[Stored data]
_ _ _ _
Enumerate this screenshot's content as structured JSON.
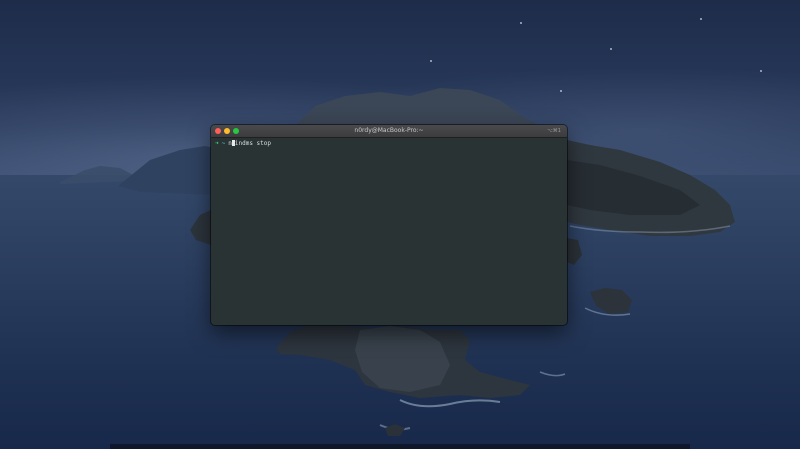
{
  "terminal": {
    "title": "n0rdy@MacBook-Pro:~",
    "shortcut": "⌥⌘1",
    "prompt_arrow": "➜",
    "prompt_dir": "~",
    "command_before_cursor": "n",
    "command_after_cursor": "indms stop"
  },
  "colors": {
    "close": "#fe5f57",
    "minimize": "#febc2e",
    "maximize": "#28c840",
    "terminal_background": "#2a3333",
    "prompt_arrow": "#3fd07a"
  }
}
_ _ _ _
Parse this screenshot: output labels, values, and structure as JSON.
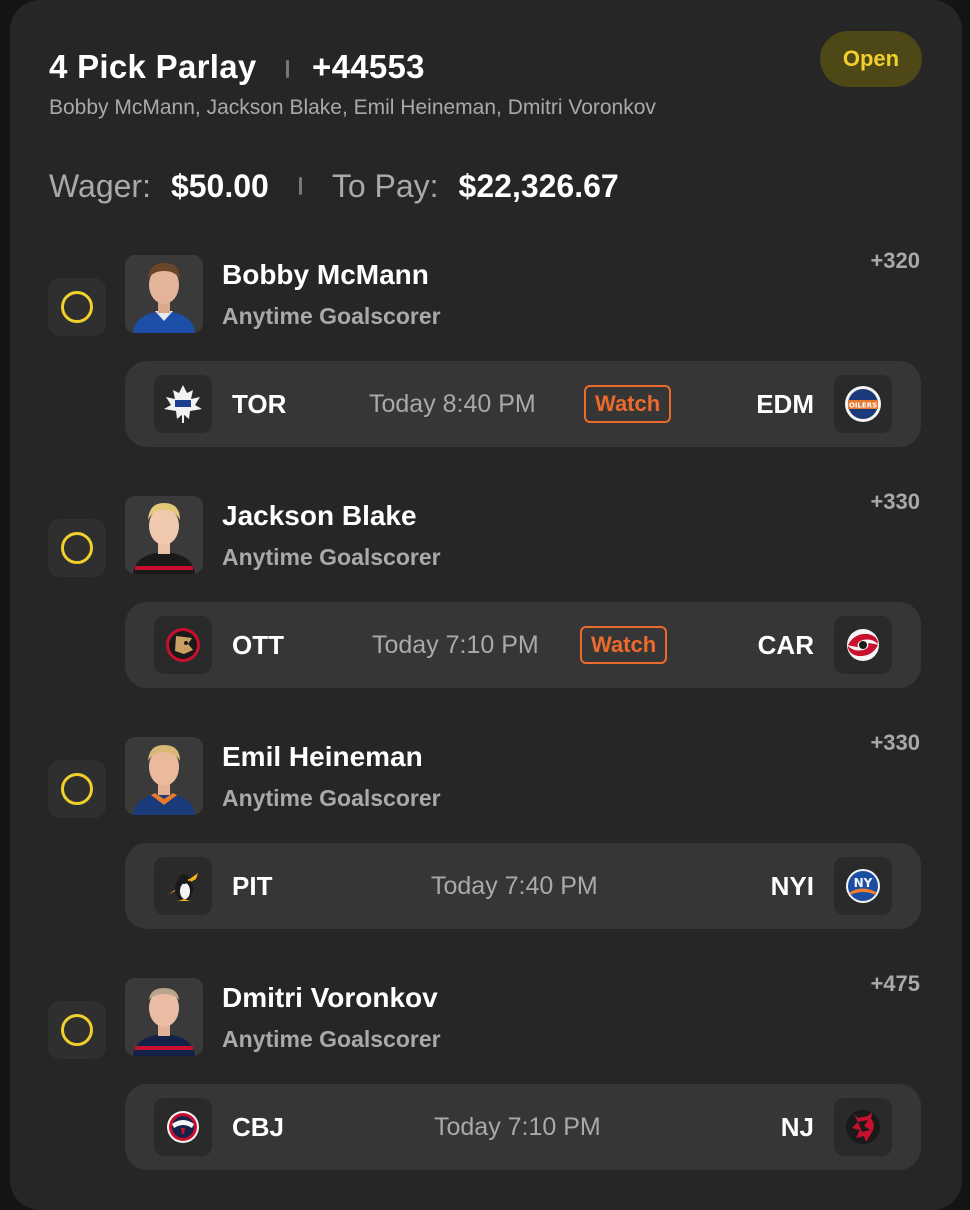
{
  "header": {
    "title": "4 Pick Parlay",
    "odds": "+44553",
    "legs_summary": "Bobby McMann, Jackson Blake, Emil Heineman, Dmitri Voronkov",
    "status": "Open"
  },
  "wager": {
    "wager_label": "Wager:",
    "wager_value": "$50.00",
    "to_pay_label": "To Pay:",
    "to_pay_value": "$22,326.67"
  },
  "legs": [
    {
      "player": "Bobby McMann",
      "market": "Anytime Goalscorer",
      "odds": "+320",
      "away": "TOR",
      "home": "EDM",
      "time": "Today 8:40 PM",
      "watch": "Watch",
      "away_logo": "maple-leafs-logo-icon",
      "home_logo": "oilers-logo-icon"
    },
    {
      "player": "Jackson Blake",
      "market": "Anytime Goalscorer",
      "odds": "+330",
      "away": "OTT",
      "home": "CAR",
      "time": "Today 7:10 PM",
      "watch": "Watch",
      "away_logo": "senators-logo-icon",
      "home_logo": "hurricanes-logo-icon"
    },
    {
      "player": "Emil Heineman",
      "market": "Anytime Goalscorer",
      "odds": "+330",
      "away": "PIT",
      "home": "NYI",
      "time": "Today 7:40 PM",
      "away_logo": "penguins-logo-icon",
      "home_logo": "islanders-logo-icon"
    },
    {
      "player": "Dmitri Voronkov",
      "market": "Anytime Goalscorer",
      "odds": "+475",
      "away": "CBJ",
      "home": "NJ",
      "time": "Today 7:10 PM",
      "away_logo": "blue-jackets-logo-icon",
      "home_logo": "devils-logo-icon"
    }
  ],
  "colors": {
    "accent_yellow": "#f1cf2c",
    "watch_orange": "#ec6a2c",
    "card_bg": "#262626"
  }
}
_ _ _ _
[AIM] Filter the records down to the lines that contain the string "Blake", and copy those lines.

[RESPONSE TO THIS TASK]
    "legs_summary": "Bobby McMann, Jackson Blake, Emil Heineman, Dmitri Voronkov",
      "player": "Jackson Blake",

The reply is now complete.